• **THE INPUT**:
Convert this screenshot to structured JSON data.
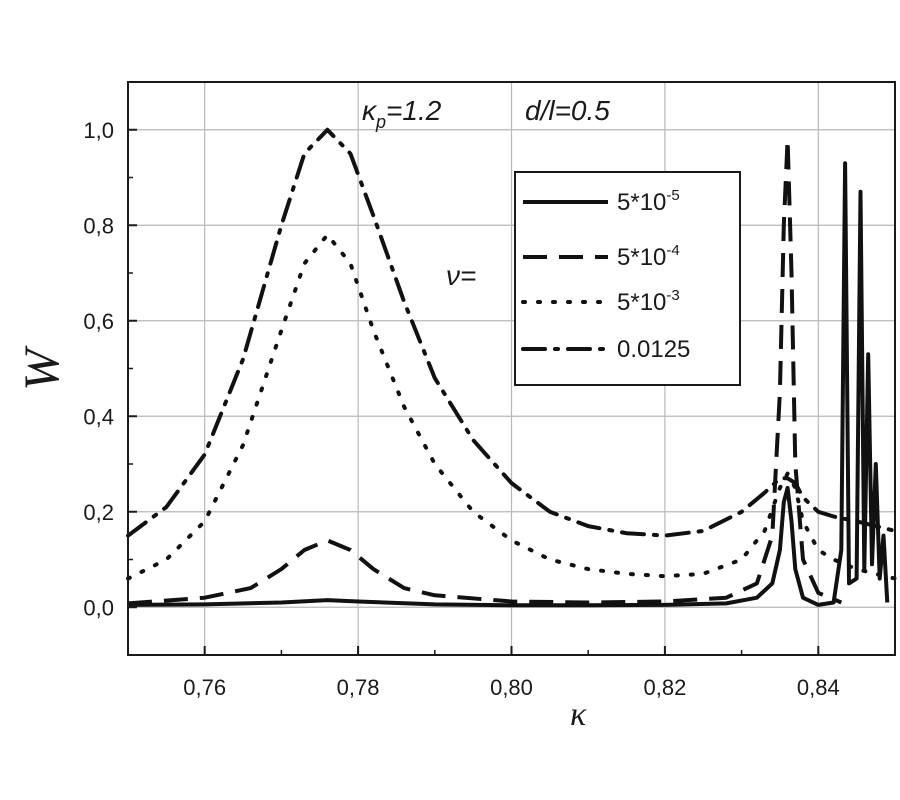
{
  "chart_data": {
    "type": "line",
    "xlabel": "κ",
    "ylabel": "W",
    "xlim": [
      0.75,
      0.85
    ],
    "ylim": [
      -0.1,
      1.1
    ],
    "xticks": [
      0.76,
      0.78,
      0.8,
      0.82,
      0.84
    ],
    "xtick_labels": [
      "0,76",
      "0,78",
      "0,80",
      "0,82",
      "0,84"
    ],
    "yticks": [
      0.0,
      0.2,
      0.4,
      0.6,
      0.8,
      1.0
    ],
    "ytick_labels": [
      "0,0",
      "0,2",
      "0,4",
      "0,6",
      "0,8",
      "1,0"
    ],
    "grid": true,
    "legend_position": "top-right",
    "legend_prefix": "ν=",
    "annotations": {
      "kappa_symbol": "κ",
      "kappa_subscript": "p",
      "kappa_value": "=1.2",
      "dl": "d/l=0.5"
    },
    "series": [
      {
        "name": "5*10",
        "exponent": "-5",
        "style": "solid",
        "x": [
          0.75,
          0.76,
          0.77,
          0.776,
          0.78,
          0.79,
          0.8,
          0.81,
          0.82,
          0.828,
          0.832,
          0.834,
          0.835,
          0.8355,
          0.836,
          0.8365,
          0.837,
          0.838,
          0.84,
          0.842,
          0.843,
          0.8435,
          0.844,
          0.845,
          0.8455,
          0.846,
          0.8465,
          0.847,
          0.8475,
          0.848,
          0.8485,
          0.849
        ],
        "y": [
          0.005,
          0.006,
          0.01,
          0.015,
          0.012,
          0.006,
          0.004,
          0.004,
          0.005,
          0.008,
          0.02,
          0.05,
          0.12,
          0.22,
          0.25,
          0.18,
          0.08,
          0.02,
          0.005,
          0.01,
          0.12,
          0.93,
          0.05,
          0.06,
          0.87,
          0.08,
          0.53,
          0.09,
          0.3,
          0.06,
          0.15,
          0.01
        ]
      },
      {
        "name": "5*10",
        "exponent": "-4",
        "style": "dashed",
        "x": [
          0.75,
          0.76,
          0.766,
          0.77,
          0.773,
          0.776,
          0.779,
          0.782,
          0.786,
          0.79,
          0.8,
          0.81,
          0.82,
          0.828,
          0.832,
          0.834,
          0.835,
          0.8355,
          0.836,
          0.8365,
          0.837,
          0.838,
          0.84,
          0.843
        ],
        "y": [
          0.008,
          0.02,
          0.04,
          0.08,
          0.12,
          0.14,
          0.12,
          0.08,
          0.04,
          0.025,
          0.012,
          0.01,
          0.012,
          0.02,
          0.05,
          0.15,
          0.45,
          0.8,
          0.98,
          0.7,
          0.3,
          0.1,
          0.03,
          0.01
        ]
      },
      {
        "name": "5*10",
        "exponent": "-3",
        "style": "dotted",
        "x": [
          0.75,
          0.755,
          0.76,
          0.765,
          0.77,
          0.773,
          0.776,
          0.779,
          0.782,
          0.786,
          0.79,
          0.795,
          0.8,
          0.805,
          0.81,
          0.815,
          0.82,
          0.825,
          0.83,
          0.833,
          0.835,
          0.836,
          0.837,
          0.838,
          0.84,
          0.842,
          0.845,
          0.85
        ],
        "y": [
          0.06,
          0.1,
          0.18,
          0.34,
          0.58,
          0.72,
          0.78,
          0.72,
          0.58,
          0.42,
          0.3,
          0.2,
          0.14,
          0.1,
          0.08,
          0.07,
          0.065,
          0.07,
          0.1,
          0.16,
          0.25,
          0.28,
          0.25,
          0.18,
          0.12,
          0.1,
          0.08,
          0.06
        ]
      },
      {
        "name": "0.0125",
        "exponent": "",
        "style": "dashdot",
        "x": [
          0.75,
          0.755,
          0.76,
          0.765,
          0.77,
          0.773,
          0.776,
          0.779,
          0.782,
          0.786,
          0.79,
          0.795,
          0.8,
          0.805,
          0.81,
          0.815,
          0.82,
          0.825,
          0.83,
          0.833,
          0.835,
          0.836,
          0.837,
          0.838,
          0.84,
          0.842,
          0.845,
          0.85
        ],
        "y": [
          0.15,
          0.21,
          0.32,
          0.52,
          0.8,
          0.95,
          1.0,
          0.95,
          0.82,
          0.64,
          0.48,
          0.35,
          0.26,
          0.2,
          0.17,
          0.155,
          0.15,
          0.16,
          0.2,
          0.24,
          0.27,
          0.27,
          0.26,
          0.23,
          0.2,
          0.19,
          0.18,
          0.16
        ]
      }
    ]
  }
}
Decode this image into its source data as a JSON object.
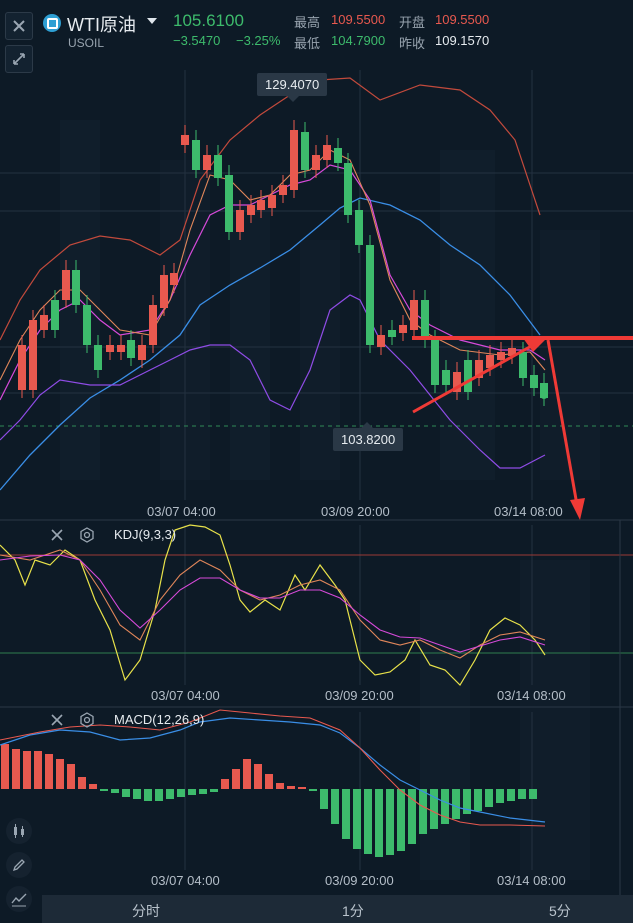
{
  "header": {
    "symbol": "WTI原油",
    "code": "USOIL",
    "price": "105.6100",
    "change": "−3.5470",
    "change_pct": "−3.25%",
    "stats": {
      "high_label": "最高",
      "high_value": "109.5500",
      "low_label": "最低",
      "low_value": "104.7900",
      "open_label": "开盘",
      "open_value": "109.5500",
      "prev_close_label": "昨收",
      "prev_close_value": "109.1570"
    }
  },
  "main_chart": {
    "high_marker": "129.4070",
    "low_marker": "103.8200",
    "time_labels": [
      "03/07 04:00",
      "03/09 20:00",
      "03/14 08:00"
    ]
  },
  "kdj": {
    "title": "KDJ(9,3,3)",
    "time_labels": [
      "03/07 04:00",
      "03/09 20:00",
      "03/14 08:00"
    ]
  },
  "macd": {
    "title": "MACD(12,26,9)",
    "time_labels": [
      "03/07 04:00",
      "03/09 20:00",
      "03/14 08:00"
    ]
  },
  "bottom_tabs": [
    "分时",
    "1分",
    "5分"
  ],
  "colors": {
    "up": "#e8594f",
    "down": "#3dbb6c",
    "accent_blue": "#3a8ee6",
    "magenta": "#d64ad9",
    "purple": "#8f4ce6",
    "annotation": "#ef3a36"
  },
  "icons": {
    "close": "close-icon",
    "collapse": "collapse-icon",
    "dropdown": "caret-down-icon",
    "settings": "settings-icon",
    "candle": "candlestick-icon",
    "pen": "pen-icon",
    "indicator": "indicator-icon"
  }
}
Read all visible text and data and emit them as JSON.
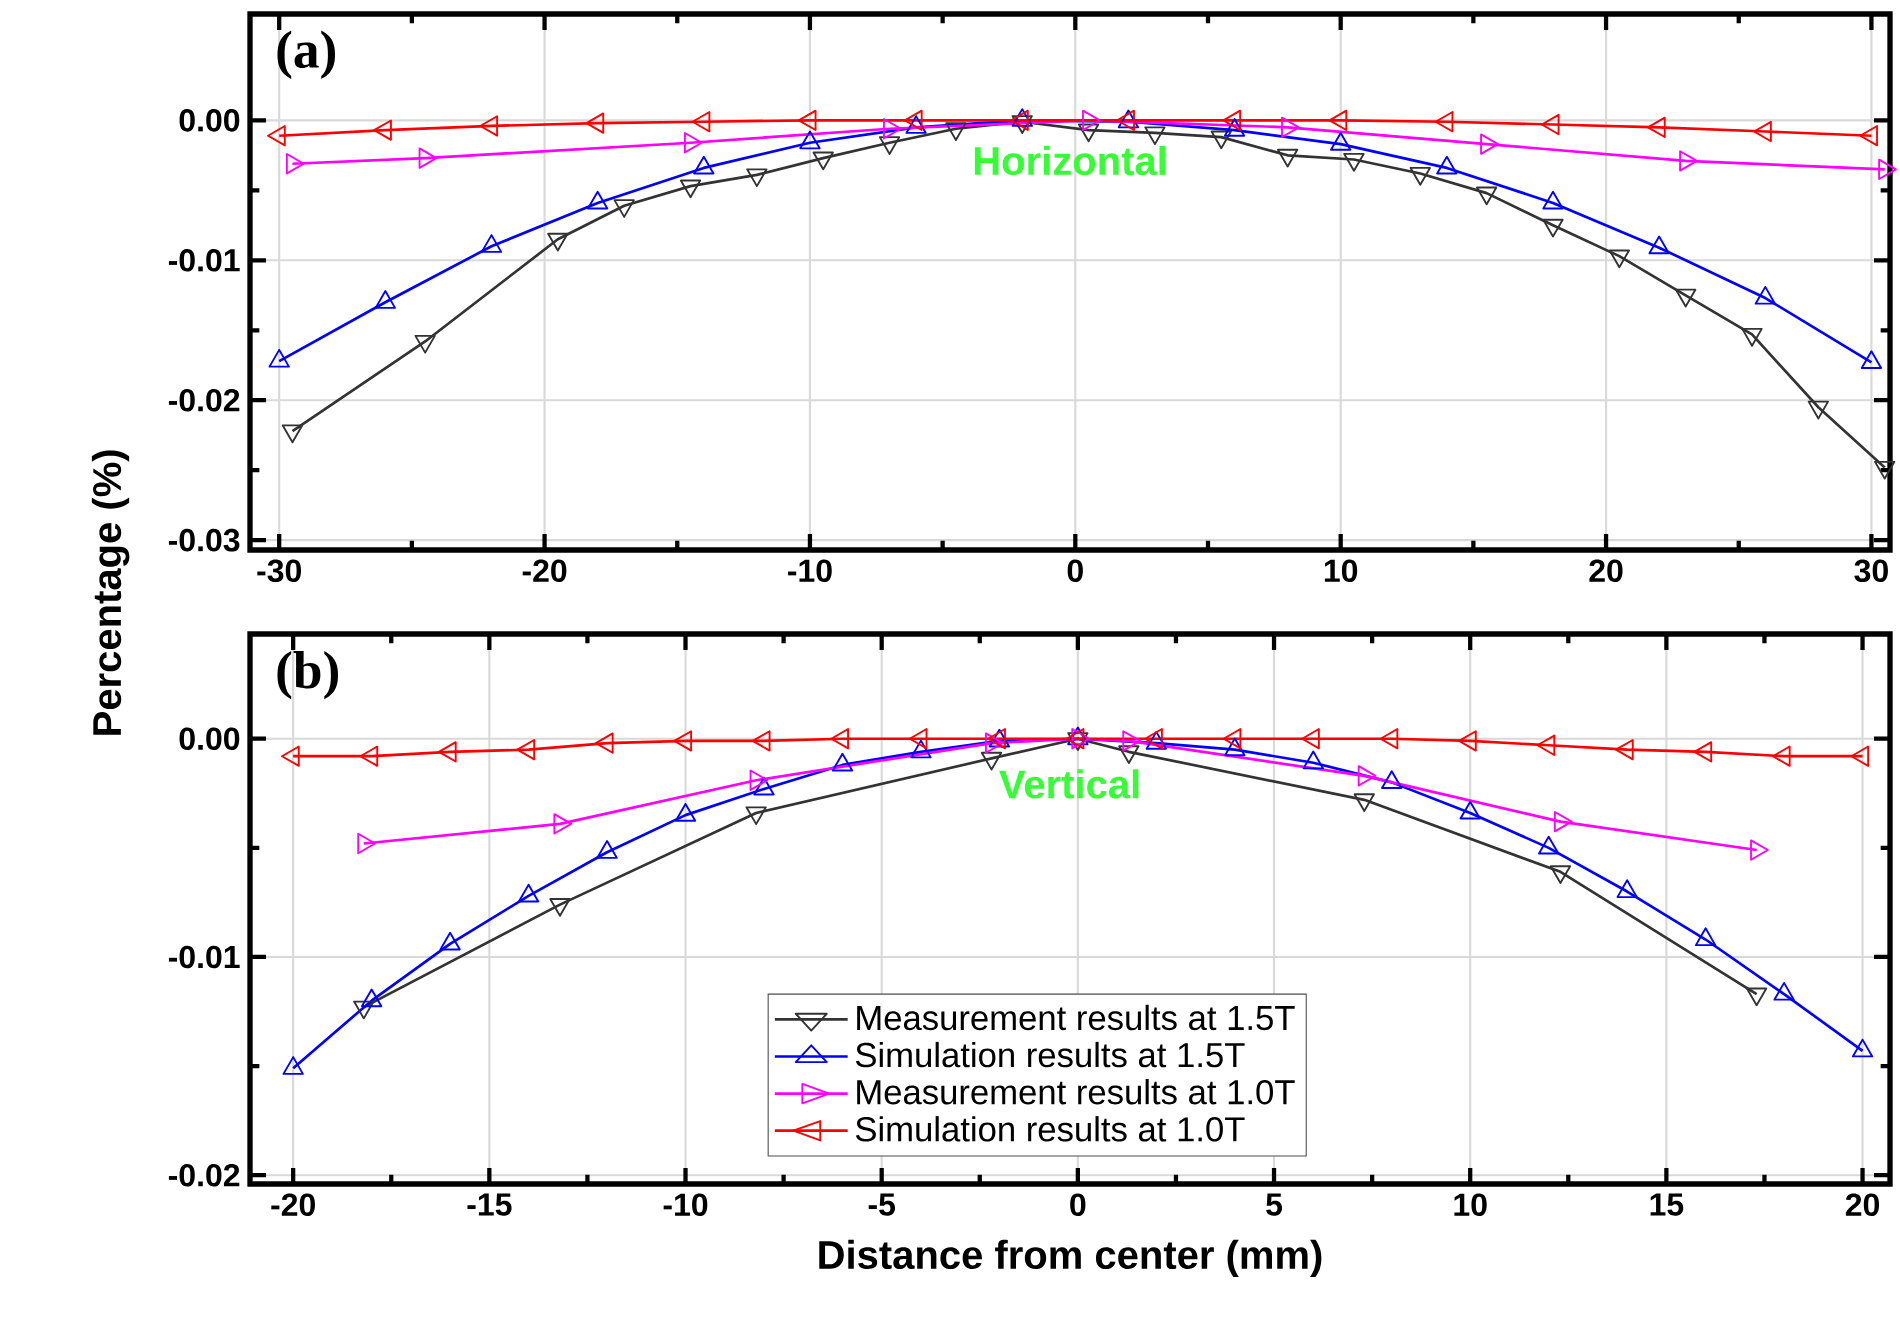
{
  "chart_data": [
    {
      "type": "line",
      "ylabel": "Percentage (%)",
      "annotations": [
        "(a)",
        "Horizontal"
      ],
      "xlim": [
        -31.1,
        30.7
      ],
      "xticks": [
        -30,
        -20,
        -10,
        0,
        10,
        20,
        30
      ],
      "ylim": [
        -0.0307,
        0.0076
      ],
      "yticks": [
        {
          "value": 0,
          "label": "0.00"
        },
        -0.01,
        -0.02,
        -0.03
      ],
      "grid": true,
      "legend": false,
      "tick_labels": "xy",
      "series": [
        {
          "color": "#333333",
          "marker": "triangle-down",
          "x": [
            -29.5,
            -24.5,
            -19.5,
            -17,
            -14.5,
            -12,
            -9.5,
            -7,
            -4.5,
            -2,
            0.5,
            3,
            5.5,
            8,
            10.5,
            13,
            15.5,
            18,
            20.5,
            23,
            25.5,
            28,
            30.5
          ],
          "values": [
            -0.0222,
            -0.0158,
            -0.0085,
            -0.0061,
            -0.0047,
            -0.0039,
            -0.0027,
            -0.0016,
            -0.0006,
            -0.0001,
            -0.0007,
            -0.0009,
            -0.0012,
            -0.0025,
            -0.0028,
            -0.0038,
            -0.0052,
            -0.0075,
            -0.0097,
            -0.0125,
            -0.0153,
            -0.0205,
            -0.0248
          ]
        },
        {
          "color": "#0000ff",
          "marker": "triangle",
          "x": [
            -30,
            -26,
            -22,
            -18,
            -14,
            -10,
            -6,
            -2,
            2,
            6,
            10,
            14,
            18,
            22,
            26,
            30
          ],
          "values": [
            -0.0172,
            -0.013,
            -0.009,
            -0.0059,
            -0.0034,
            -0.0016,
            -0.0005,
            0.0,
            -0.0001,
            -0.0007,
            -0.0017,
            -0.0034,
            -0.0059,
            -0.0091,
            -0.0127,
            -0.0173
          ]
        },
        {
          "color": "#ff00ff",
          "marker": "triangle-right",
          "x": [
            -29.5,
            -24.5,
            -14.5,
            -7,
            0.5,
            8,
            15.5,
            23,
            30.5
          ],
          "values": [
            -0.0031,
            -0.0027,
            -0.0016,
            -0.0006,
            0.0,
            -0.0005,
            -0.0017,
            -0.0029,
            -0.0035
          ]
        },
        {
          "color": "#ff0000",
          "marker": "triangle-left",
          "x": [
            -30,
            -26,
            -22,
            -18,
            -14,
            -10,
            -6,
            -2,
            2,
            6,
            10,
            14,
            18,
            22,
            26,
            30
          ],
          "values": [
            -0.0011,
            -0.0007,
            -0.0004,
            -0.0002,
            -0.0001,
            0.0,
            0.0,
            0.0,
            0.0,
            0.0,
            0.0,
            -0.0001,
            -0.0003,
            -0.0005,
            -0.0008,
            -0.0011
          ]
        }
      ]
    },
    {
      "type": "line",
      "xlabel": "Distance from center (mm)",
      "annotations": [
        "(b)",
        "Vertical"
      ],
      "xlim": [
        -21.1,
        20.7
      ],
      "xticks": [
        -20,
        -15,
        -10,
        -5,
        0,
        5,
        10,
        15,
        20
      ],
      "ylim": [
        -0.0204,
        0.0048
      ],
      "yticks": [
        {
          "value": 0,
          "label": "0.00"
        },
        -0.01,
        -0.02
      ],
      "grid": true,
      "legend": "bottom",
      "series": [
        {
          "name": "Measurement results at 1.5T",
          "color": "#333333",
          "marker": "triangle-down",
          "x": [
            -18.2,
            -13.2,
            -8.2,
            -2.2,
            0,
            1.3,
            7.3,
            12.3,
            17.3
          ],
          "values": [
            -0.0123,
            -0.0076,
            -0.0034,
            -0.0009,
            0.0,
            -0.0006,
            -0.0028,
            -0.0061,
            -0.0117
          ]
        },
        {
          "name": "Simulation results at 1.5T",
          "color": "#0000ff",
          "marker": "triangle",
          "x": [
            -20,
            -18,
            -16,
            -14,
            -12,
            -10,
            -8,
            -6,
            -4,
            -2,
            0,
            2,
            4,
            6,
            8,
            10,
            12,
            14,
            16,
            18,
            20
          ],
          "values": [
            -0.0151,
            -0.012,
            -0.0094,
            -0.0072,
            -0.0052,
            -0.0035,
            -0.0023,
            -0.0012,
            -0.0006,
            -0.0001,
            0.0,
            -0.0002,
            -0.0005,
            -0.0011,
            -0.002,
            -0.0034,
            -0.005,
            -0.007,
            -0.0092,
            -0.0117,
            -0.0143
          ]
        },
        {
          "name": "Measurement results at 1.0T",
          "color": "#ff00ff",
          "marker": "triangle-right",
          "x": [
            -18.2,
            -13.2,
            -8.2,
            -2.2,
            0,
            1.3,
            7.3,
            12.3,
            17.3
          ],
          "values": [
            -0.0048,
            -0.0039,
            -0.0019,
            -0.0002,
            0.0,
            -0.0001,
            -0.0017,
            -0.0038,
            -0.0051
          ]
        },
        {
          "name": "Simulation results at 1.0T",
          "color": "#ff0000",
          "marker": "triangle-left",
          "x": [
            -20,
            -18,
            -16,
            -14,
            -12,
            -10,
            -8,
            -6,
            -4,
            -2,
            0,
            2,
            4,
            6,
            8,
            10,
            12,
            14,
            16,
            18,
            20
          ],
          "values": [
            -0.0008,
            -0.0008,
            -0.0006,
            -0.0005,
            -0.0002,
            -0.0001,
            -0.0001,
            0.0,
            0.0,
            0.0,
            0.0,
            0.0,
            0.0,
            0.0,
            0.0,
            -0.0001,
            -0.0003,
            -0.0005,
            -0.0006,
            -0.0008,
            -0.0008
          ]
        }
      ]
    }
  ]
}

• **OBJECTIVE**:
Which lines hold the word "this"? Show each one.

• **FULL ANSWER**:
Convert this screenshot to structured JSON data.
Decode this image into its source data as a JSON object.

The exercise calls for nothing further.